__Excerpted text__:
* * *

Written by WILL WATERHOUSE in 1972
Reprinted from California Capers by Neil McDermott publicity director, California State Racing Pigeon Organization, Anaheim, CA

They call them "Waterhouse Bekaerts", but this is not exactly so. Actually, the family is a blend of birds from many and varied origins. Undoubtedly the Bekaert identity has taken precedence because the most famous of the foundation birds, AU50 OCC 1045, was straight Bekaert from the loft of Hector van Neste.

AU50 OCC 1045 BCC Hector Van Neste Bekaert

Well, here's how it all came about. For several years after my return from the service in 1946, we witnessed, with amazement, the splendid successes and performance of two great Orange County fanciers, the late Gus Callens and Jack Conaway. During the late 40s and early 50s those of us who flew racing pigeons in Orange County found these two gentlemen exceedingly difficult to beat. When they were on top they generally swept the upper positions on the race sheet. In other words, it was not just one bird in the diplomas but a number.

* * *

__Items__:

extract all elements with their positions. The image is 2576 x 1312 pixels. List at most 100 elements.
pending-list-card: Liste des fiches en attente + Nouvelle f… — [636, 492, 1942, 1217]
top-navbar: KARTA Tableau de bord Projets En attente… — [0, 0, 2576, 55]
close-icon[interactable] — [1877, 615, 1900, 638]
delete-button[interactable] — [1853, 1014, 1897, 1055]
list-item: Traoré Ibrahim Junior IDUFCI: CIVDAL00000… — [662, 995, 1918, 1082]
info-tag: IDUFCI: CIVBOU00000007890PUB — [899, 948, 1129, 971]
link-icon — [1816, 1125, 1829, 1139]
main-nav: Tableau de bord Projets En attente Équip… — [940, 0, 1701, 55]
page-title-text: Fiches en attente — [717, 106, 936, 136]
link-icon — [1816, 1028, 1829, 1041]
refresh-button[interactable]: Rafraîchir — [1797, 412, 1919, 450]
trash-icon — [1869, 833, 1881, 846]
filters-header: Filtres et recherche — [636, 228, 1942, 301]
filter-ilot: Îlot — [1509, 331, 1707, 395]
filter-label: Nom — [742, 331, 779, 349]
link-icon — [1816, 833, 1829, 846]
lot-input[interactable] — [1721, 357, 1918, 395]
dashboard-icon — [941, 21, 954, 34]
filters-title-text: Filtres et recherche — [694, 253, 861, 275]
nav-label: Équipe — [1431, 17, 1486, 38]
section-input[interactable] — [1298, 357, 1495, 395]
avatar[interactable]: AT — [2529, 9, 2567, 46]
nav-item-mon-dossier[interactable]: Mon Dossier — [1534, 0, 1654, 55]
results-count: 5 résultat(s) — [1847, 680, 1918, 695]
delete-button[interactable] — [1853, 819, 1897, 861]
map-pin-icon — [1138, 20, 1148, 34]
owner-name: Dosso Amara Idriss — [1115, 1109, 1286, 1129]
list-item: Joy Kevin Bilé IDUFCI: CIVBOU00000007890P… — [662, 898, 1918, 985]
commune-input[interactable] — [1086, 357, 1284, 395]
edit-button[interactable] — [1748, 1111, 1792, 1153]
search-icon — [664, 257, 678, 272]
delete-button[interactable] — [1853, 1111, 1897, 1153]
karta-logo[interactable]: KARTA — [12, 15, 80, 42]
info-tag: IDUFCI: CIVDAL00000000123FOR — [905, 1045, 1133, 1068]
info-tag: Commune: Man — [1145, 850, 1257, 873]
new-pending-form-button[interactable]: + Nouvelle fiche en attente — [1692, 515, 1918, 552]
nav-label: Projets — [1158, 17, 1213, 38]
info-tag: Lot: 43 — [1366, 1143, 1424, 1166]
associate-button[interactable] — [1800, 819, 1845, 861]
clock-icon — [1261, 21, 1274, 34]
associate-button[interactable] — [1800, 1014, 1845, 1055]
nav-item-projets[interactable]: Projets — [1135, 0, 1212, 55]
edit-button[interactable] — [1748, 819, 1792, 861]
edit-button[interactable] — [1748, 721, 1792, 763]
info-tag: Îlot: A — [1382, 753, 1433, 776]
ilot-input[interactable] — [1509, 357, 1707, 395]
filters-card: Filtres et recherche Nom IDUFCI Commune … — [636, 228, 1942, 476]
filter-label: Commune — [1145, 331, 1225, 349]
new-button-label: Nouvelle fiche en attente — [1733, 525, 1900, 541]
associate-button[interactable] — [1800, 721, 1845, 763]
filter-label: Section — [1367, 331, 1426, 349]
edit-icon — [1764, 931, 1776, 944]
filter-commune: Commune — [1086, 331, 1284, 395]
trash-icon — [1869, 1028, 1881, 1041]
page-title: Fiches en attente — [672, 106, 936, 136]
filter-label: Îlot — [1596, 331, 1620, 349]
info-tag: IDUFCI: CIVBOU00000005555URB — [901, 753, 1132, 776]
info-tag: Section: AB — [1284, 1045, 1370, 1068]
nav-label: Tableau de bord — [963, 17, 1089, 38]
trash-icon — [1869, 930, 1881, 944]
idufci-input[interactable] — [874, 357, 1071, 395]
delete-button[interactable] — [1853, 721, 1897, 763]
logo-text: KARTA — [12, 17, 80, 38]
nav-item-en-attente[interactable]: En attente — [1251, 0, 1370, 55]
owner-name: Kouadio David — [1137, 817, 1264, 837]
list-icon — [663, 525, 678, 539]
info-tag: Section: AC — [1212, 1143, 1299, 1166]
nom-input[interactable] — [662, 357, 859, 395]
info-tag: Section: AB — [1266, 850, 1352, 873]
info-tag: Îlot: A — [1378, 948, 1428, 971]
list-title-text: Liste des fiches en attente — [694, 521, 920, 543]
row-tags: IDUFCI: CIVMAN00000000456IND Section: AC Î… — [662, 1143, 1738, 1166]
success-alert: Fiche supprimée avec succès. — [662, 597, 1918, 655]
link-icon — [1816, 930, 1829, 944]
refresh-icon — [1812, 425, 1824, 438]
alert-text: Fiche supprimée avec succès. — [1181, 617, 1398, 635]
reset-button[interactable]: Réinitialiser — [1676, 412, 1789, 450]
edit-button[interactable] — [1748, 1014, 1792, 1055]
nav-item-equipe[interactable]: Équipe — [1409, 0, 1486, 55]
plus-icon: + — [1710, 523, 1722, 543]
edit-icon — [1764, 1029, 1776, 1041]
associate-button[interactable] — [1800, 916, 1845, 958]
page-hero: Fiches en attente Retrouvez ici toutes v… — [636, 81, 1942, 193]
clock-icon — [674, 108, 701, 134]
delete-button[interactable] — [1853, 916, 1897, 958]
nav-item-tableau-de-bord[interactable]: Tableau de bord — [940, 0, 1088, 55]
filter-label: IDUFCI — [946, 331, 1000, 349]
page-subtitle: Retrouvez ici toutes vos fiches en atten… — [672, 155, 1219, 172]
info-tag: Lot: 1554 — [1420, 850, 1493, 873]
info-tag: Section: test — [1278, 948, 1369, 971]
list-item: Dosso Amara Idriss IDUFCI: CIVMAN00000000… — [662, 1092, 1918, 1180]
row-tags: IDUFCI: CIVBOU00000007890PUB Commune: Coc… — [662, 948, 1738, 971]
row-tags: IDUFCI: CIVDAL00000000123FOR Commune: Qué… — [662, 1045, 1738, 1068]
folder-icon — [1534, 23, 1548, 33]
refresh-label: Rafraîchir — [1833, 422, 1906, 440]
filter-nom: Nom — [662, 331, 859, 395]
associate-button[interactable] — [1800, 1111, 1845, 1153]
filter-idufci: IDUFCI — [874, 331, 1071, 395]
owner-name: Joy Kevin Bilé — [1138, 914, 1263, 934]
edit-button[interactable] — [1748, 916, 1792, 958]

* * *

__List of tasks__:
**a)** In the Waterhouse Bekaerts excerpt, from whose loft did AU50 OCC 1045 come?
**b)** Please return the stretch of the Waterhouse Bekaerts excerpt from "Written by WILL" through "Hector van Neste.".
**c)** Render this sentence from the Waterhouse Bekaerts excerpt in French: "Actually, the family is a blend of birds from many and varied origins."
The material above is separate from the Waterhouse Bekaerts excerpt.

__The replies__:
**a)** From the loft of Hector van Neste.

**b)**
Written by WILL WATERHOUSE in 1972
Reprinted from California Capers by Neil McDermott publicity director, California State Racing Pigeon Organization, Anaheim, CA

They call them "Waterhouse Bekaerts", but this is not exactly so. Actually, the family is a blend of birds from many and varied origins. Undoubtedly the Bekaert identity has taken precedence because the most famous of the foundation birds, AU50 OCC 1045, was straight Bekaert from the loft of Hector van Neste.

**c)** En réalité, la famille est un mélange d'oiseaux d'origines nombreuses et variées.